Keep only the lines where "Change" appears.

STORED ROWS:
************

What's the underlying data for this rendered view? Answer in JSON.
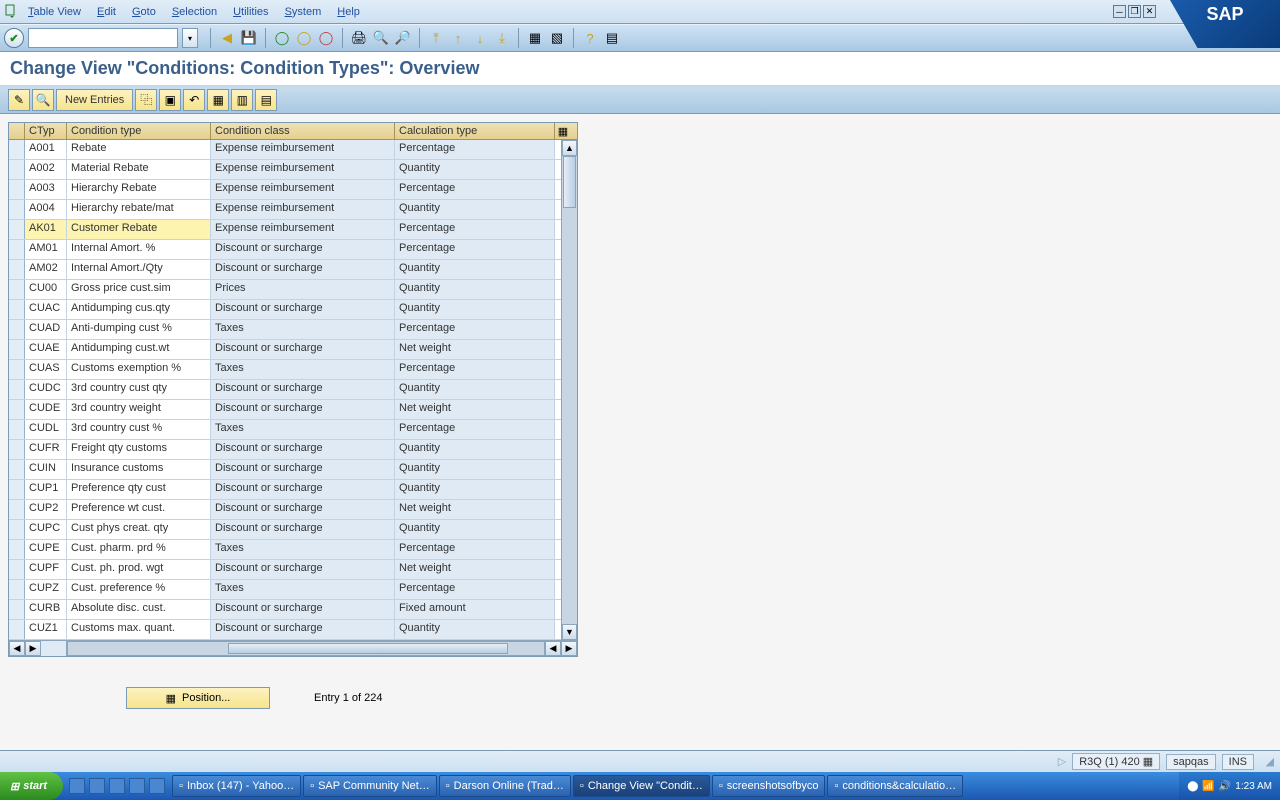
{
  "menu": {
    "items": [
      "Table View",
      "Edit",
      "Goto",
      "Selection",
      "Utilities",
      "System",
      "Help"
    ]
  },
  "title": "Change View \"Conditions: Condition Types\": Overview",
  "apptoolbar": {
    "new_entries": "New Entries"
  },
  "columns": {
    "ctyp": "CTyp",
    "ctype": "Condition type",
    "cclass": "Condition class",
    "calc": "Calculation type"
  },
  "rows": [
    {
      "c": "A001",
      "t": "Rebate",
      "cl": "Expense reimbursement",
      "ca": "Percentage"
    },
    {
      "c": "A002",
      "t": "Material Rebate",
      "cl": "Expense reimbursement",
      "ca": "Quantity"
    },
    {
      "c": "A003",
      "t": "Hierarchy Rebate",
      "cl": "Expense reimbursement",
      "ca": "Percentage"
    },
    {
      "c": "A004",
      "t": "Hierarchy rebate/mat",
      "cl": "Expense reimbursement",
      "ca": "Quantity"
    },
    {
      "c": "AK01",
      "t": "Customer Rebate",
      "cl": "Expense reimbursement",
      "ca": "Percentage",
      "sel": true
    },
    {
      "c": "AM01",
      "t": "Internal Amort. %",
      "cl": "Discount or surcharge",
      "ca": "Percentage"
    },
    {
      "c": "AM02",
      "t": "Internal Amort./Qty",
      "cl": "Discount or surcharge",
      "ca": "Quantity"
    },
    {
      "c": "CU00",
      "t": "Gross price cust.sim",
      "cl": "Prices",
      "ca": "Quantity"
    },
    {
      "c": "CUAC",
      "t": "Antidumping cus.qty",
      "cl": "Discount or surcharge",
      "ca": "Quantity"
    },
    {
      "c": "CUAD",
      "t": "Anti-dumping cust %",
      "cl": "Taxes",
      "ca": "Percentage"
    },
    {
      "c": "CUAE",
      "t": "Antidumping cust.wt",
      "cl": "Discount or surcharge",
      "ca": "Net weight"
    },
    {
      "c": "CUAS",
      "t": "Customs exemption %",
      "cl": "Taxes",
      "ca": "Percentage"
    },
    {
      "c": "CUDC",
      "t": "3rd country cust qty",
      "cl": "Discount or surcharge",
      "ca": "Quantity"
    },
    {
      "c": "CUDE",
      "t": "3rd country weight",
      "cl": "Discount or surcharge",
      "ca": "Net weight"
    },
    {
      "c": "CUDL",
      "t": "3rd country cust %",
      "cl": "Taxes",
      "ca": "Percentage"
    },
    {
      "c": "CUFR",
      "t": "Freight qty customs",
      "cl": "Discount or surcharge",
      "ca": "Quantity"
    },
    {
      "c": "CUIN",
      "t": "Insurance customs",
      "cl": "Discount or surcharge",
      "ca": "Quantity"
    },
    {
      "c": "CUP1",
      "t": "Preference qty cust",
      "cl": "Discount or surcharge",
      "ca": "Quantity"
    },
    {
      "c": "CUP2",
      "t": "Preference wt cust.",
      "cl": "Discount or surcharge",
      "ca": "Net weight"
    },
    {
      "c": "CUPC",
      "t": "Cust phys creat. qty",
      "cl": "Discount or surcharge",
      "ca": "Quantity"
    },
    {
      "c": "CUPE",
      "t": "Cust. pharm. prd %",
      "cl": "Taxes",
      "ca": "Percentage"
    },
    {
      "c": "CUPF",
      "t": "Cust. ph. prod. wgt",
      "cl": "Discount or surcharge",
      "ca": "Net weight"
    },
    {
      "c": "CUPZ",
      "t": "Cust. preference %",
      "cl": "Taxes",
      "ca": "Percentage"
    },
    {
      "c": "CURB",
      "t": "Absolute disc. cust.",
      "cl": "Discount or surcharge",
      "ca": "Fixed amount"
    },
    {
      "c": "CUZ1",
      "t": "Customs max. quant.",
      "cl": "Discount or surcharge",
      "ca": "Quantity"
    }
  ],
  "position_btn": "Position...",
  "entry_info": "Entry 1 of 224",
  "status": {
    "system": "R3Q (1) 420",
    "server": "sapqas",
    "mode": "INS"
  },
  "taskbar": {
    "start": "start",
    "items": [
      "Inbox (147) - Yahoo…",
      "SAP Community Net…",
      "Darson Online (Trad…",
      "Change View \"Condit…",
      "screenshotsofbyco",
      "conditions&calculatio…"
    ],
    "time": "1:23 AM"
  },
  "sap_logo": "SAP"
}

************

EXERCISE RESPONSE:
  "title": "Change View \"Conditions: Condition Types\": Overview",
      "Change View \"Condit…",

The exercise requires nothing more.